- **What is needed**
Output all the data exactly. Pictures do not belong in the copy.
— START —
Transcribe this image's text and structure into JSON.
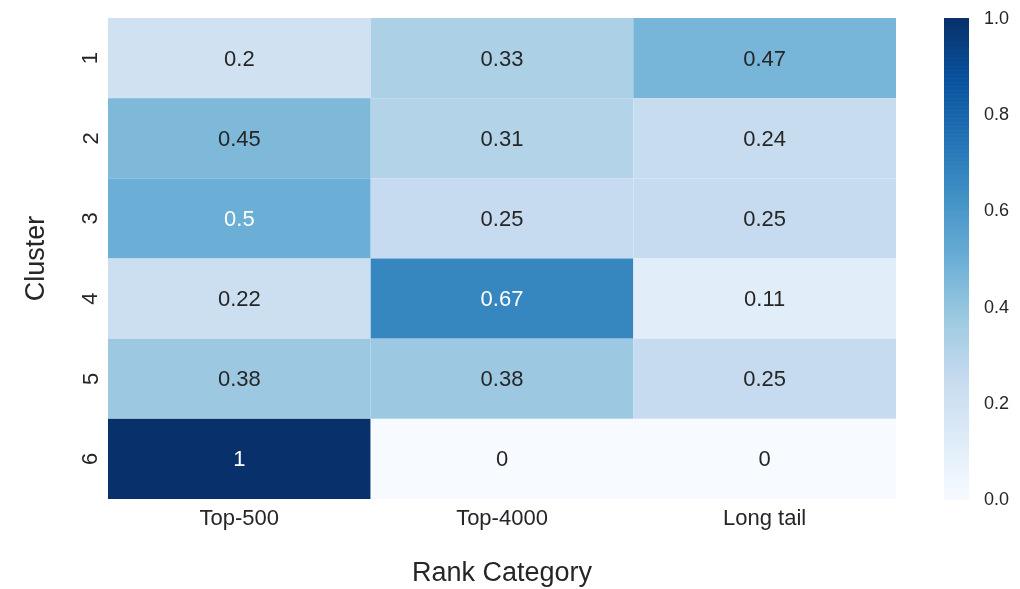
{
  "chart_data": {
    "type": "heatmap",
    "xlabel": "Rank Category",
    "ylabel": "Cluster",
    "categories": [
      "Top-500",
      "Top-4000",
      "Long tail"
    ],
    "y_categories": [
      "1",
      "2",
      "3",
      "4",
      "5",
      "6"
    ],
    "cells": [
      [
        0.2,
        0.33,
        0.47
      ],
      [
        0.45,
        0.31,
        0.24
      ],
      [
        0.5,
        0.25,
        0.25
      ],
      [
        0.22,
        0.67,
        0.11
      ],
      [
        0.38,
        0.38,
        0.25
      ],
      [
        1,
        0,
        0
      ]
    ],
    "clim": [
      0,
      1
    ],
    "cticks": [
      {
        "value": 0,
        "label": "0.0"
      },
      0.2,
      0.4,
      0.6,
      0.8,
      {
        "value": 1,
        "label": "1.0"
      }
    ],
    "data_labels": true
  }
}
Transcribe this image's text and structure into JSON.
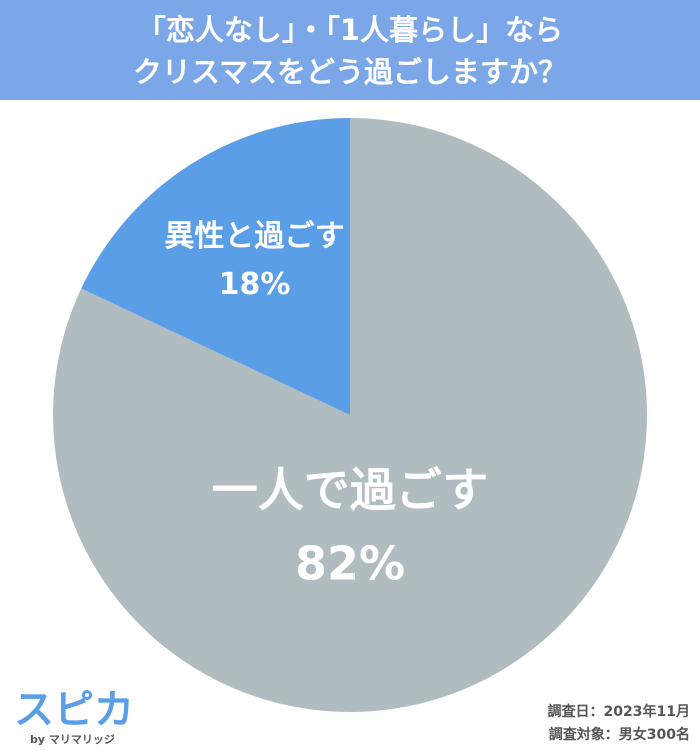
{
  "chart_data": {
    "type": "pie",
    "title": [
      "「恋人なし」・「1人暮らし」なら",
      "クリスマスをどう過ごしますか？"
    ],
    "categories": [
      "一人で過ごす",
      "異性と過ごす"
    ],
    "values": [
      82,
      18
    ],
    "value_labels": [
      "82%",
      "18%"
    ],
    "colors": [
      "#b0bcbf",
      "#5b9ee8"
    ],
    "notes": [
      "調査日：2023年11月",
      "調査対象：男女300名"
    ],
    "logo": {
      "name": "スピカ",
      "byline": "by マリマリッジ"
    }
  }
}
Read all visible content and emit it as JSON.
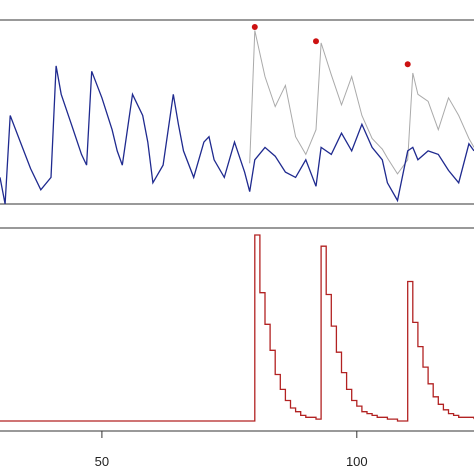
{
  "colors": {
    "frame": "#333333",
    "observed": "#aaaaaa",
    "fitted": "#1f2a8f",
    "peaks": "#cc1111",
    "step": "#b22222"
  },
  "chart_data": [
    {
      "type": "line",
      "title": "",
      "xlabel": "",
      "ylabel": "",
      "x_range": [
        30,
        123
      ],
      "ylim": [
        0,
        1
      ],
      "series": [
        {
          "role": "observed",
          "x": [
            79,
            80,
            82,
            84,
            86,
            88,
            90,
            92,
            93,
            95,
            97,
            99,
            101,
            103,
            105,
            106,
            108,
            110,
            111,
            112,
            114,
            116,
            118,
            120,
            122,
            123
          ],
          "y": [
            0.23,
            0.98,
            0.72,
            0.55,
            0.67,
            0.38,
            0.28,
            0.42,
            0.91,
            0.73,
            0.56,
            0.72,
            0.5,
            0.37,
            0.31,
            0.26,
            0.17,
            0.25,
            0.74,
            0.62,
            0.58,
            0.42,
            0.6,
            0.5,
            0.37,
            0.32
          ]
        },
        {
          "role": "fitted",
          "x": [
            30,
            31,
            32,
            34,
            36,
            38,
            40,
            41,
            42,
            44,
            46,
            47,
            48,
            50,
            52,
            53,
            54,
            56,
            58,
            59,
            60,
            62,
            64,
            65,
            66,
            68,
            70,
            71,
            72,
            74,
            76,
            78,
            79,
            80,
            82,
            84,
            86,
            88,
            90,
            92,
            93,
            95,
            97,
            99,
            101,
            103,
            105,
            106,
            108,
            110,
            111,
            112,
            114,
            116,
            118,
            120,
            122,
            123
          ],
          "y": [
            0.15,
            0.0,
            0.5,
            0.35,
            0.2,
            0.08,
            0.15,
            0.78,
            0.62,
            0.45,
            0.28,
            0.22,
            0.75,
            0.6,
            0.42,
            0.3,
            0.22,
            0.62,
            0.5,
            0.35,
            0.12,
            0.22,
            0.62,
            0.45,
            0.3,
            0.15,
            0.35,
            0.38,
            0.25,
            0.15,
            0.35,
            0.18,
            0.07,
            0.25,
            0.32,
            0.27,
            0.18,
            0.15,
            0.25,
            0.1,
            0.32,
            0.28,
            0.4,
            0.3,
            0.45,
            0.32,
            0.25,
            0.12,
            0.02,
            0.3,
            0.32,
            0.25,
            0.3,
            0.28,
            0.19,
            0.12,
            0.34,
            0.3
          ]
        }
      ],
      "peaks": {
        "x": [
          80,
          92,
          110
        ],
        "y": [
          1.0,
          0.92,
          0.79
        ]
      }
    },
    {
      "type": "line",
      "title": "",
      "xlabel": "",
      "ylabel": "",
      "x_range": [
        30,
        123
      ],
      "ylim": [
        0,
        1
      ],
      "x_ticks": [
        50,
        100
      ],
      "x_tick_labels": [
        "50",
        "100"
      ],
      "series": [
        {
          "role": "step",
          "x": [
            30,
            79,
            80,
            81,
            82,
            83,
            84,
            85,
            86,
            87,
            88,
            89,
            90,
            91,
            92,
            93,
            94,
            95,
            96,
            97,
            98,
            99,
            100,
            101,
            102,
            103,
            104,
            105,
            106,
            108,
            109,
            110,
            111,
            112,
            113,
            114,
            115,
            116,
            117,
            118,
            119,
            120,
            121,
            123
          ],
          "y": [
            0.0,
            0.0,
            1.0,
            0.69,
            0.52,
            0.38,
            0.25,
            0.17,
            0.11,
            0.07,
            0.05,
            0.03,
            0.02,
            0.02,
            0.01,
            0.94,
            0.68,
            0.51,
            0.37,
            0.26,
            0.17,
            0.11,
            0.08,
            0.05,
            0.04,
            0.03,
            0.02,
            0.02,
            0.01,
            0.0,
            0.0,
            0.75,
            0.53,
            0.4,
            0.29,
            0.2,
            0.13,
            0.09,
            0.06,
            0.04,
            0.03,
            0.02,
            0.02,
            0.01
          ]
        }
      ]
    }
  ]
}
— END —
- **The response**
Transcribe this image's text and structure into JSON.
{
  "chart_data": {
    "type": "heatmap",
    "xlabel": "Rank Category",
    "ylabel": "Cluster",
    "categories": [
      "Top-500",
      "Top-4000",
      "Long tail"
    ],
    "y_categories": [
      "1",
      "2",
      "3",
      "4",
      "5",
      "6"
    ],
    "cells": [
      [
        0.2,
        0.33,
        0.47
      ],
      [
        0.45,
        0.31,
        0.24
      ],
      [
        0.5,
        0.25,
        0.25
      ],
      [
        0.22,
        0.67,
        0.11
      ],
      [
        0.38,
        0.38,
        0.25
      ],
      [
        1,
        0,
        0
      ]
    ],
    "clim": [
      0,
      1
    ],
    "cticks": [
      {
        "value": 0,
        "label": "0.0"
      },
      0.2,
      0.4,
      0.6,
      0.8,
      {
        "value": 1,
        "label": "1.0"
      }
    ],
    "data_labels": true
  }
}
Transcribe this image's text and structure into JSON.
{
  "chart_data": {
    "type": "pie",
    "title": [
      "「恋人なし」・「1人暮らし」なら",
      "クリスマスをどう過ごしますか？"
    ],
    "categories": [
      "一人で過ごす",
      "異性と過ごす"
    ],
    "values": [
      82,
      18
    ],
    "value_labels": [
      "82%",
      "18%"
    ],
    "colors": [
      "#b0bcbf",
      "#5b9ee8"
    ],
    "notes": [
      "調査日：2023年11月",
      "調査対象：男女300名"
    ],
    "logo": {
      "name": "スピカ",
      "byline": "by マリマリッジ"
    }
  }
}
Read all visible content and emit it as JSON.
{
  "colors": {
    "frame": "#333333",
    "observed": "#aaaaaa",
    "fitted": "#1f2a8f",
    "peaks": "#cc1111",
    "step": "#b22222"
  },
  "chart_data": [
    {
      "type": "line",
      "title": "",
      "xlabel": "",
      "ylabel": "",
      "x_range": [
        30,
        123
      ],
      "ylim": [
        0,
        1
      ],
      "series": [
        {
          "role": "observed",
          "x": [
            79,
            80,
            82,
            84,
            86,
            88,
            90,
            92,
            93,
            95,
            97,
            99,
            101,
            103,
            105,
            106,
            108,
            110,
            111,
            112,
            114,
            116,
            118,
            120,
            122,
            123
          ],
          "y": [
            0.23,
            0.98,
            0.72,
            0.55,
            0.67,
            0.38,
            0.28,
            0.42,
            0.91,
            0.73,
            0.56,
            0.72,
            0.5,
            0.37,
            0.31,
            0.26,
            0.17,
            0.25,
            0.74,
            0.62,
            0.58,
            0.42,
            0.6,
            0.5,
            0.37,
            0.32
          ]
        },
        {
          "role": "fitted",
          "x": [
            30,
            31,
            32,
            34,
            36,
            38,
            40,
            41,
            42,
            44,
            46,
            47,
            48,
            50,
            52,
            53,
            54,
            56,
            58,
            59,
            60,
            62,
            64,
            65,
            66,
            68,
            70,
            71,
            72,
            74,
            76,
            78,
            79,
            80,
            82,
            84,
            86,
            88,
            90,
            92,
            93,
            95,
            97,
            99,
            101,
            103,
            105,
            106,
            108,
            110,
            111,
            112,
            114,
            116,
            118,
            120,
            122,
            123
          ],
          "y": [
            0.15,
            0.0,
            0.5,
            0.35,
            0.2,
            0.08,
            0.15,
            0.78,
            0.62,
            0.45,
            0.28,
            0.22,
            0.75,
            0.6,
            0.42,
            0.3,
            0.22,
            0.62,
            0.5,
            0.35,
            0.12,
            0.22,
            0.62,
            0.45,
            0.3,
            0.15,
            0.35,
            0.38,
            0.25,
            0.15,
            0.35,
            0.18,
            0.07,
            0.25,
            0.32,
            0.27,
            0.18,
            0.15,
            0.25,
            0.1,
            0.32,
            0.28,
            0.4,
            0.3,
            0.45,
            0.32,
            0.25,
            0.12,
            0.02,
            0.3,
            0.32,
            0.25,
            0.3,
            0.28,
            0.19,
            0.12,
            0.34,
            0.3
          ]
        }
      ],
      "peaks": {
        "x": [
          80,
          92,
          110
        ],
        "y": [
          1.0,
          0.92,
          0.79
        ]
      }
    },
    {
      "type": "line",
      "title": "",
      "xlabel": "",
      "ylabel": "",
      "x_range": [
        30,
        123
      ],
      "ylim": [
        0,
        1
      ],
      "x_ticks": [
        50,
        100
      ],
      "x_tick_labels": [
        "50",
        "100"
      ],
      "series": [
        {
          "role": "step",
          "x": [
            30,
            79,
            80,
            81,
            82,
            83,
            84,
            85,
            86,
            87,
            88,
            89,
            90,
            91,
            92,
            93,
            94,
            95,
            96,
            97,
            98,
            99,
            100,
            101,
            102,
            103,
            104,
            105,
            106,
            108,
            109,
            110,
            111,
            112,
            113,
            114,
            115,
            116,
            117,
            118,
            119,
            120,
            121,
            123
          ],
          "y": [
            0.0,
            0.0,
            1.0,
            0.69,
            0.52,
            0.38,
            0.25,
            0.17,
            0.11,
            0.07,
            0.05,
            0.03,
            0.02,
            0.02,
            0.01,
            0.94,
            0.68,
            0.51,
            0.37,
            0.26,
            0.17,
            0.11,
            0.08,
            0.05,
            0.04,
            0.03,
            0.02,
            0.02,
            0.01,
            0.0,
            0.0,
            0.75,
            0.53,
            0.4,
            0.29,
            0.2,
            0.13,
            0.09,
            0.06,
            0.04,
            0.03,
            0.02,
            0.02,
            0.01
          ]
        }
      ]
    }
  ]
}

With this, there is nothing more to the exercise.